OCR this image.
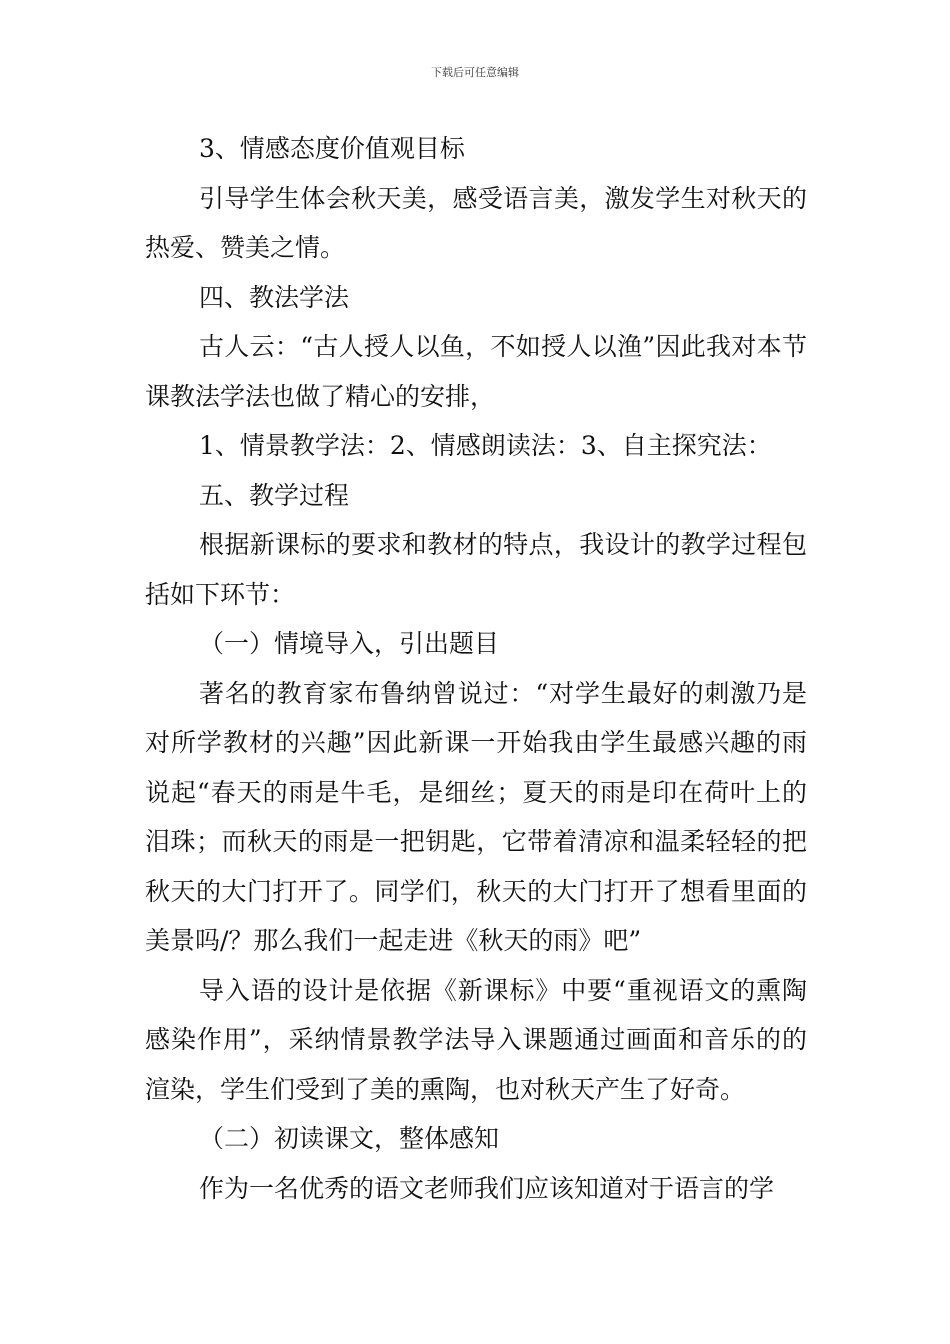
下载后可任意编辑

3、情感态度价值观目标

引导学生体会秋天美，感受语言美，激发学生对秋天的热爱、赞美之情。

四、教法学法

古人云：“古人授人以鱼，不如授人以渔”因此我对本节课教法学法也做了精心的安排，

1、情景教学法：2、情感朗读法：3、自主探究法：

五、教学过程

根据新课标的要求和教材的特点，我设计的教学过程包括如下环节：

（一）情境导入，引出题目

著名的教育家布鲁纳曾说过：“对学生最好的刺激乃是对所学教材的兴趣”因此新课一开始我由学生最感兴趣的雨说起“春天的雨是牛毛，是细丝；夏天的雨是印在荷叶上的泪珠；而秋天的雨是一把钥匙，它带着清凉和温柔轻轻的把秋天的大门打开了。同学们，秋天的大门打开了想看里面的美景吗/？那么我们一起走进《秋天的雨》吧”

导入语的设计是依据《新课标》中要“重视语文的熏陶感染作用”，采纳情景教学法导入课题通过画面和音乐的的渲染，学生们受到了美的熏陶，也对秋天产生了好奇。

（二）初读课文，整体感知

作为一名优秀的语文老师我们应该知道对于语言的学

══════

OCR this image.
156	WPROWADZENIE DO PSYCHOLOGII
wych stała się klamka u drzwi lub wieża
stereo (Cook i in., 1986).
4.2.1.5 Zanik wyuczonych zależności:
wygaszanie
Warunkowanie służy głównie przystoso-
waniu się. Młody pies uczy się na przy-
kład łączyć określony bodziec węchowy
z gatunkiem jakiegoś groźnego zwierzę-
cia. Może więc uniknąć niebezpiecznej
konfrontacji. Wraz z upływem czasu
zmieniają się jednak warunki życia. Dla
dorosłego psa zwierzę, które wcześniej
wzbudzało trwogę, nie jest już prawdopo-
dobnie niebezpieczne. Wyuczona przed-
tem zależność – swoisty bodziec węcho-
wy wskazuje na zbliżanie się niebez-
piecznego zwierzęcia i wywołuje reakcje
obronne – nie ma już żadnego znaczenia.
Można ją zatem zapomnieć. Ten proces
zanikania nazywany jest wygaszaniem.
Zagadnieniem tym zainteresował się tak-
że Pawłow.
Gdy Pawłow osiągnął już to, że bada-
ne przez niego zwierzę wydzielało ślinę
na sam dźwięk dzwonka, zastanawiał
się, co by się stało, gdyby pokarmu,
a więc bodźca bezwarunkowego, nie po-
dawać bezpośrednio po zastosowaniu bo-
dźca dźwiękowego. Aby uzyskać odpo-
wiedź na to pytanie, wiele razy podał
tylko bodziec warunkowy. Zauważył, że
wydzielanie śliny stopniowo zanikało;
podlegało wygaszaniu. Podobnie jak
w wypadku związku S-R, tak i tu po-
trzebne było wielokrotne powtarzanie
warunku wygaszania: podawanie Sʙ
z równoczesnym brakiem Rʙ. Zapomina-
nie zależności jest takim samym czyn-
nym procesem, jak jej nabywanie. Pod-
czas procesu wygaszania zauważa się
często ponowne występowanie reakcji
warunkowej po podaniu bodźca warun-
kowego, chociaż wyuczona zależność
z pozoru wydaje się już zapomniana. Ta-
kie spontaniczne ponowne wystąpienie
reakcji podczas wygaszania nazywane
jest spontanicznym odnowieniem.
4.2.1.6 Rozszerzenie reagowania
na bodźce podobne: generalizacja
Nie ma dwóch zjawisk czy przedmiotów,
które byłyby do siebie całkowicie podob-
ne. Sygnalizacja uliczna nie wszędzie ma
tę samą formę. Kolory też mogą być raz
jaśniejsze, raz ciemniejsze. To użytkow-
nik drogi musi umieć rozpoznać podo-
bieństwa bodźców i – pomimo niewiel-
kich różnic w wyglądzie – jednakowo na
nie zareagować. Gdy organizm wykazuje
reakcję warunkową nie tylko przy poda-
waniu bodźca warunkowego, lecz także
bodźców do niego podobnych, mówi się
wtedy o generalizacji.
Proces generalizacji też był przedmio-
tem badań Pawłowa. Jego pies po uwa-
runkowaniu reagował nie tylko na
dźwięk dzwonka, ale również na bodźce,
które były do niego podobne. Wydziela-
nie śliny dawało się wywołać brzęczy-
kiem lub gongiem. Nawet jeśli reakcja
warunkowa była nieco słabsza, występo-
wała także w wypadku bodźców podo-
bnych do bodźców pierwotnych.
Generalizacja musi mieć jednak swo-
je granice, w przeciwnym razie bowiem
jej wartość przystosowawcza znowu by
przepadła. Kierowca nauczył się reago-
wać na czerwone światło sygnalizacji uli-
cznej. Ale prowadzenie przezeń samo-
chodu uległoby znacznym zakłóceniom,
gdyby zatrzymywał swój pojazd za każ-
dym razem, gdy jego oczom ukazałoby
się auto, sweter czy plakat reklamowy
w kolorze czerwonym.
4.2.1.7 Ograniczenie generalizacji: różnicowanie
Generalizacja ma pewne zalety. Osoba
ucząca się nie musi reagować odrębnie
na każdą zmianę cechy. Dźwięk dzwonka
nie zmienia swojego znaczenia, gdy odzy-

══════

What is the number of lines in the listing above that contain the string "zależności"? Give only the number.

COMPLETE RESPONSE -
2